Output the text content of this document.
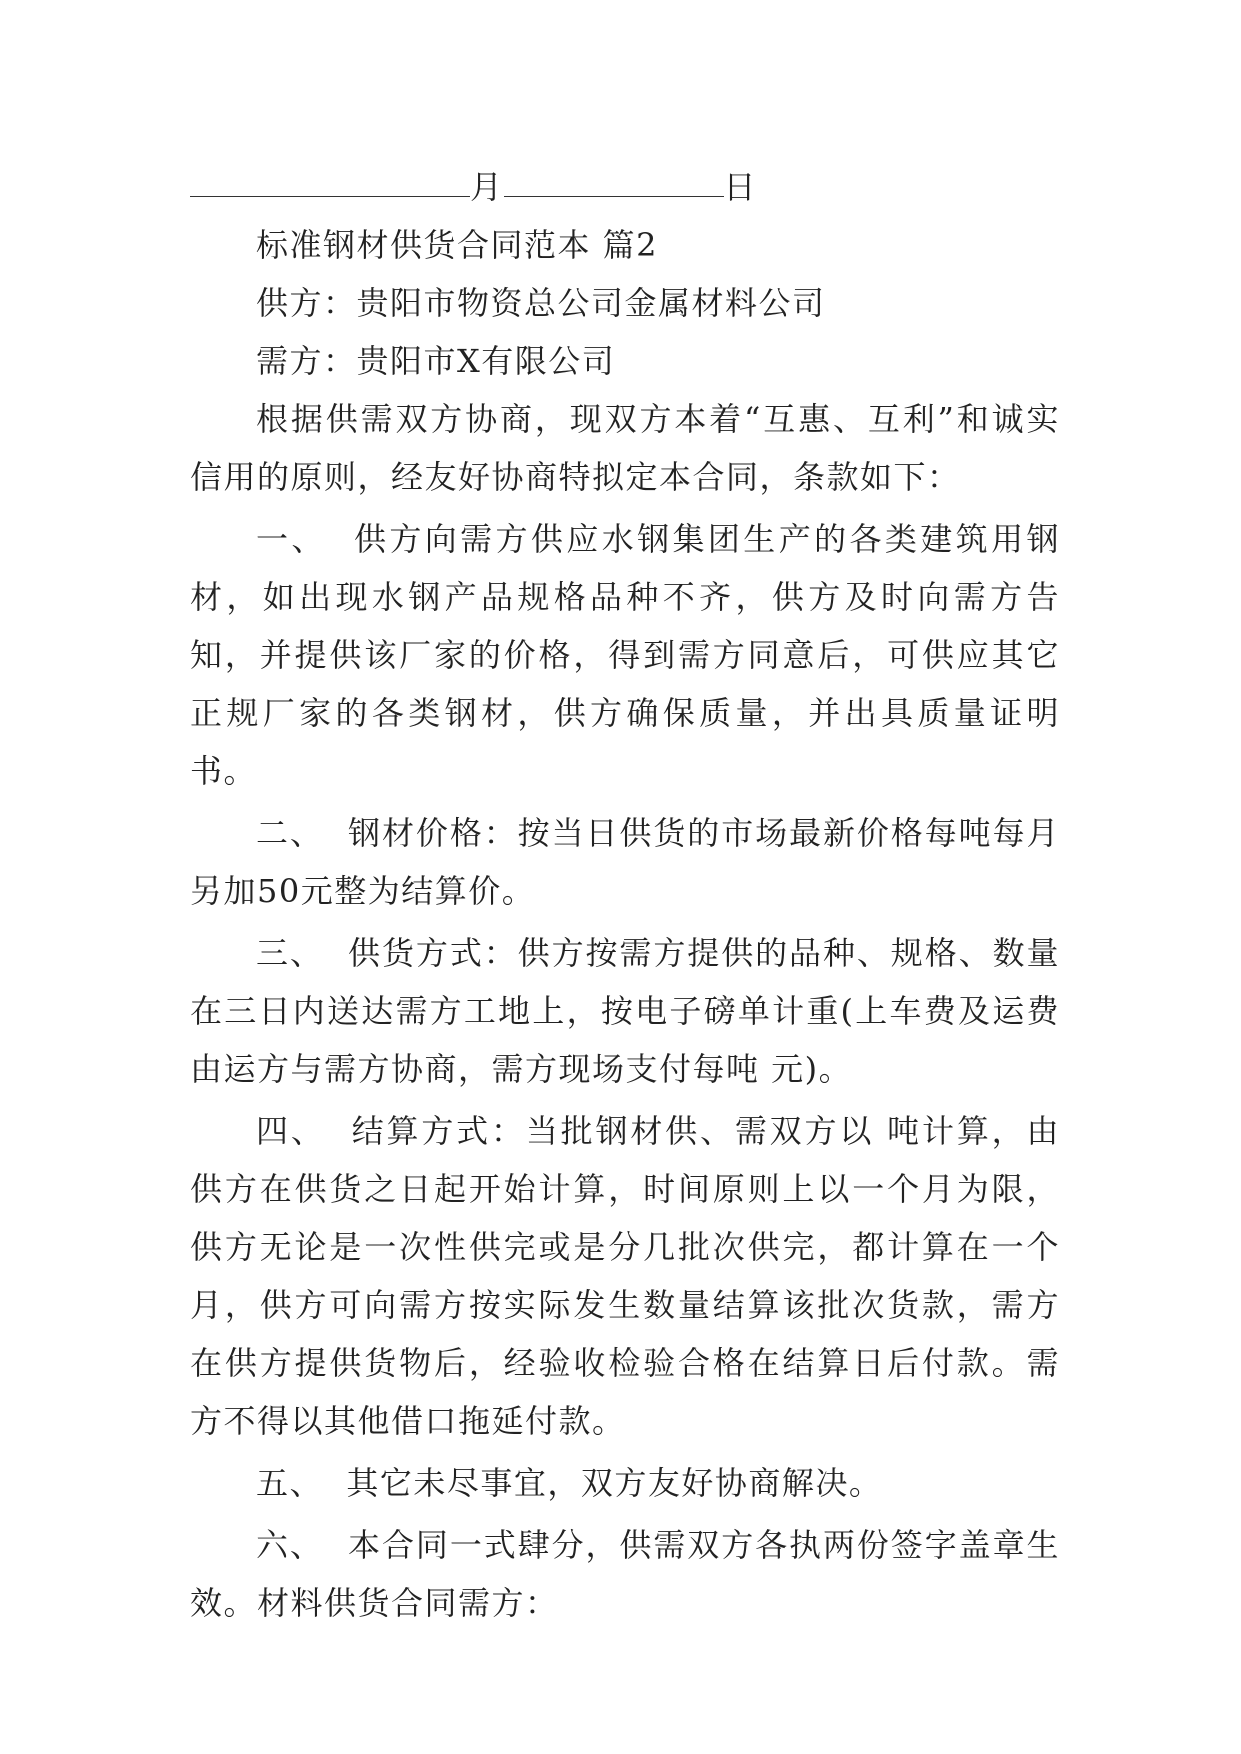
月	日
标准钢材供货合同范本 篇2
供方：贵阳市物资总公司金属材料公司
需方：贵阳市X有限公司

根据供需双方协商，现双方本着“互惠、互利”和诚实信用的原则，经友好协商特拟定本合同，条款如下：

一、 供方向需方供应水钢集团生产的各类建筑用钢材，如出现水钢产品规格品种不齐，供方及时向需方告知，并提供该厂家的价格，得到需方同意后，可供应其它正规厂家的各类钢材，供方确保质量，并出具质量证明书。

二、 钢材价格：按当日供货的市场最新价格每吨每月另加50元整为结算价。

三、 供货方式：供方按需方提供的品种、规格、数量在三日内送达需方工地上，按电子磅单计重(上车费及运费由运方与需方协商，需方现场支付每吨 元)。

四、 结算方式：当批钢材供、需双方以 吨计算，由供方在供货之日起开始计算，时间原则上以一个月为限，供方无论是一次性供完或是分几批次供完，都计算在一个月，供方可向需方按实际发生数量结算该批次货款，需方在供方提供货物后，经验收检验合格在结算日后付款。需方不得以其他借口拖延付款。

五、 其它未尽事宜，双方友好协商解决。

六、 本合同一式肆分，供需双方各执两份签字盖章生效。材料供货合同需方：
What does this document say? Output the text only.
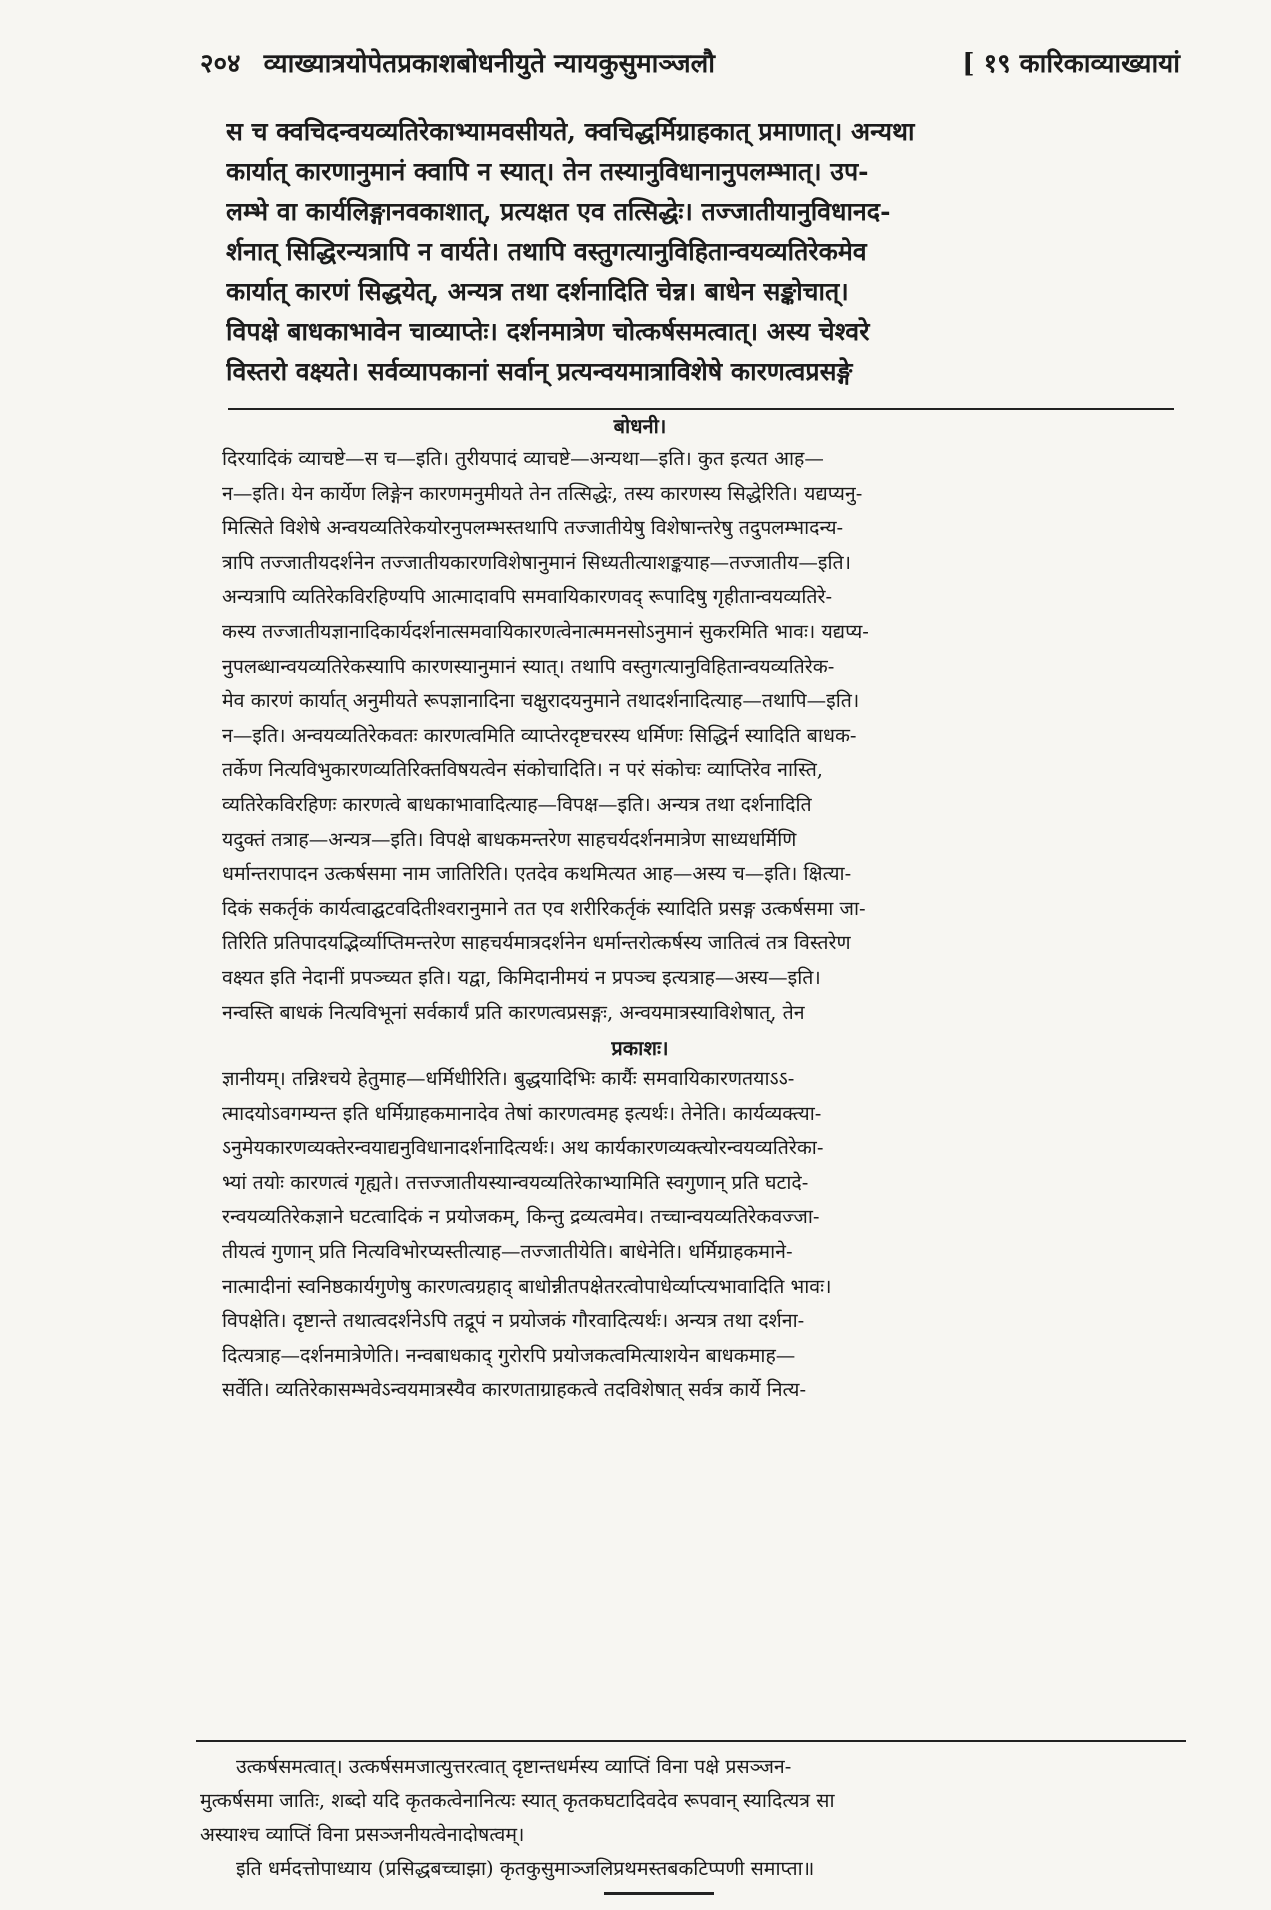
२०४ व्याख्यात्रयोपेतप्रकाशबोधनीयुते न्यायकुसुमाञ्जलौ	[ १९ कारिकाव्याख्यायां
स च क्वचिदन्वयव्यतिरेकाभ्यामवसीयते, क्वचिद्धर्मिग्राहकात् प्रमाणात्। अन्यथा
कार्यात् कारणानुमानं क्वापि न स्यात्। तेन तस्यानुविधानानुपलम्भात्। उप-
लम्भे वा कार्यलिङ्गानवकाशात्, प्रत्यक्षत एव तत्सिद्धेः। तज्जातीयानुविधानद-
र्शनात् सिद्धिरन्यत्रापि न वार्यते। तथापि वस्तुगत्यानुविहितान्वयव्यतिरेकमेव
कार्यात् कारणं सिद्धयेत्, अन्यत्र तथा दर्शनादिति चेन्न। बाधेन सङ्कोचात्।
विपक्षे बाधकाभावेन चाव्याप्तेः। दर्शनमात्रेण चोत्कर्षसमत्वात्। अस्य चेश्वरे
विस्तरो वक्ष्यते। सर्वव्यापकानां सर्वान् प्रत्यन्वयमात्राविशेषे कारणत्वप्रसङ्गे
बोधनी।
दिरयादिकं व्याचष्टे—स च—इति। तुरीयपादं व्याचष्टे—अन्यथा—इति। कुत इत्यत आह—
न—इति। येन कार्येण लिङ्गेन कारणमनुमीयते तेन तत्सिद्धेः, तस्य कारणस्य सिद्धेरिति। यद्यप्यनु-
मित्सिते विशेषे अन्वयव्यतिरेकयोरनुपलम्भस्तथापि तज्जातीयेषु विशेषान्तरेषु तदुपलम्भादन्य-
त्रापि तज्जातीयदर्शनेन तज्जातीयकारणविशेषानुमानं सिध्यतीत्याशङ्कयाह—तज्जातीय—इति।
अन्यत्रापि व्यतिरेकविरहिण्यपि आत्मादावपि समवायिकारणवद् रूपादिषु गृहीतान्वयव्यतिरे-
कस्य तज्जातीयज्ञानादिकार्यदर्शनात्समवायिकारणत्वेनात्ममनसोऽनुमानं सुकरमिति भावः। यद्यप्य-
नुपलब्धान्वयव्यतिरेकस्यापि कारणस्यानुमानं स्यात्। तथापि वस्तुगत्यानुविहितान्वयव्यतिरेक-
मेव कारणं कार्यात् अनुमीयते रूपज्ञानादिना चक्षुरादयनुमाने तथादर्शनादित्याह—तथापि—इति।
न—इति। अन्वयव्यतिरेकवतः कारणत्वमिति व्याप्तेरदृष्टचरस्य धर्मिणः सिद्धिर्न स्यादिति बाधक-
तर्केण नित्यविभुकारणव्यतिरिक्तविषयत्वेन संकोचादिति। न परं संकोचः व्याप्तिरेव नास्ति,
व्यतिरेकविरहिणः कारणत्वे बाधकाभावादित्याह—विपक्ष—इति। अन्यत्र तथा दर्शनादिति
यदुक्तं तत्राह—अन्यत्र—इति। विपक्षे बाधकमन्तरेण साहचर्यदर्शनमात्रेण साध्यधर्मिणि
धर्मान्तरापादन उत्कर्षसमा नाम जातिरिति। एतदेव कथमित्यत आह—अस्य च—इति। क्षित्या-
दिकं सकर्तृकं कार्यत्वाद्घटवदितीश्वरानुमाने तत एव शरीरिकर्तृकं स्यादिति प्रसङ्ग उत्कर्षसमा जा-
तिरिति प्रतिपादयद्भिर्व्याप्तिमन्तरेण साहचर्यमात्रदर्शनेन धर्मान्तरोत्कर्षस्य जातित्वं तत्र विस्तरेण
वक्ष्यत इति नेदानीं प्रपञ्च्यत इति। यद्वा, किमिदानीमयं न प्रपञ्च इत्यत्राह—अस्य—इति।
नन्वस्ति बाधकं नित्यविभूनां सर्वकार्यं प्रति कारणत्वप्रसङ्गः, अन्वयमात्रस्याविशेषात्, तेन
प्रकाशः।
ज्ञानीयम्। तन्निश्चये हेतुमाह—धर्मिधीरिति। बुद्धयादिभिः कार्यैः समवायिकारणतयाऽऽ-
त्मादयोऽवगम्यन्त इति धर्मिग्राहकमानादेव तेषां कारणत्वमह इत्यर्थः। तेनेति। कार्यव्यक्त्या-
ऽनुमेयकारणव्यक्तेरन्वयाद्यनुविधानादर्शनादित्यर्थः। अथ कार्यकारणव्यक्त्योरन्वयव्यतिरेका-
भ्यां तयोः कारणत्वं गृह्यते। तत्तज्जातीयस्यान्वयव्यतिरेकाभ्यामिति स्वगुणान् प्रति घटादे-
रन्वयव्यतिरेकज्ञाने घटत्वादिकं न प्रयोजकम्, किन्तु द्रव्यत्वमेव। तच्चान्वयव्यतिरेकवज्जा-
तीयत्वं गुणान् प्रति नित्यविभोरप्यस्तीत्याह—तज्जातीयेति। बाधेनेति। धर्मिग्राहकमाने-
नात्मादीनां स्वनिष्ठकार्यगुणेषु कारणत्वग्रहाद् बाधोन्नीतपक्षेतरत्वोपाधेर्व्याप्त्यभावादिति भावः।
विपक्षेति। दृष्टान्ते तथात्वदर्शनेऽपि तद्रूपं न प्रयोजकं गौरवादित्यर्थः। अन्यत्र तथा दर्शना-
दित्यत्राह—दर्शनमात्रेणेति। नन्वबाधकाद् गुरोरपि प्रयोजकत्वमित्याशयेन बाधकमाह—
सर्वेति। व्यतिरेकासम्भवेऽन्वयमात्रस्यैव कारणताग्राहकत्वे तदविशेषात् सर्वत्र कार्ये नित्य-
उत्कर्षसमत्वात्। उत्कर्षसमजात्युत्तरत्वात् दृष्टान्तधर्मस्य व्याप्तिं विना पक्षे प्रसञ्जन-
मुत्कर्षसमा जातिः, शब्दो यदि कृतकत्वेनानित्यः स्यात् कृतकघटादिवदेव रूपवान् स्यादित्यत्र सा
अस्याश्च व्याप्तिं विना प्रसञ्जनीयत्वेनादोषत्वम्।
इति धर्मदत्तोपाध्याय (प्रसिद्धबच्चाझा) कृतकुसुमाञ्जलिप्रथमस्तबकटिप्पणी समाप्ता॥
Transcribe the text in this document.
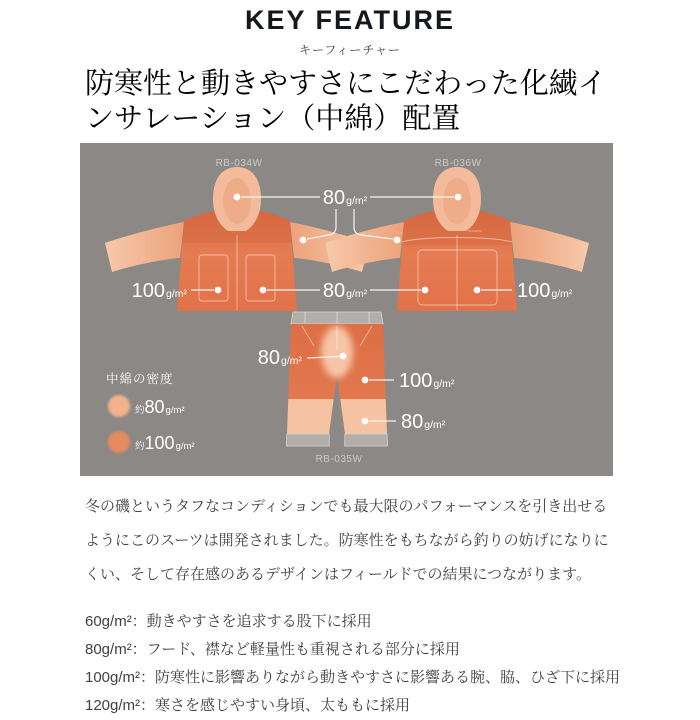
KEY FEATURE
キーフィーチャー
防寒性と動きやすさにこだわった化繊インサレーション（中綿）配置
RB-034W	RB-036W
RB-035W
80g/m²
100g/m²	80g/m²	100g/m²
80g/m²
100g/m²
80g/m²
中綿の密度
約80g/m²
約100g/m²

冬の磯というタフなコンディションでも最大限のパフォーマンスを引き出せるようにこのスーツは開発されました。防寒性をもちながら釣りの妨げになりにくい、そして存在感のあるデザインはフィールドでの結果につながります。

60g/m²：動きやすさを追求する股下に採用
80g/m²：フード、襟など軽量性も重視される部分に採用
100g/m²：防寒性に影響ありながら動きやすさに影響ある腕、脇、ひざ下に採用
120g/m²：寒さを感じやすい身頃、太ももに採用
----------
→ STATED EXERCISE
Wherever the string "this" appears in the entries above, list that line.

→ ANSWER TO THE TASK
Output the text content of this document.
What does this document say? Output the text only.
Transcribe the text in this document.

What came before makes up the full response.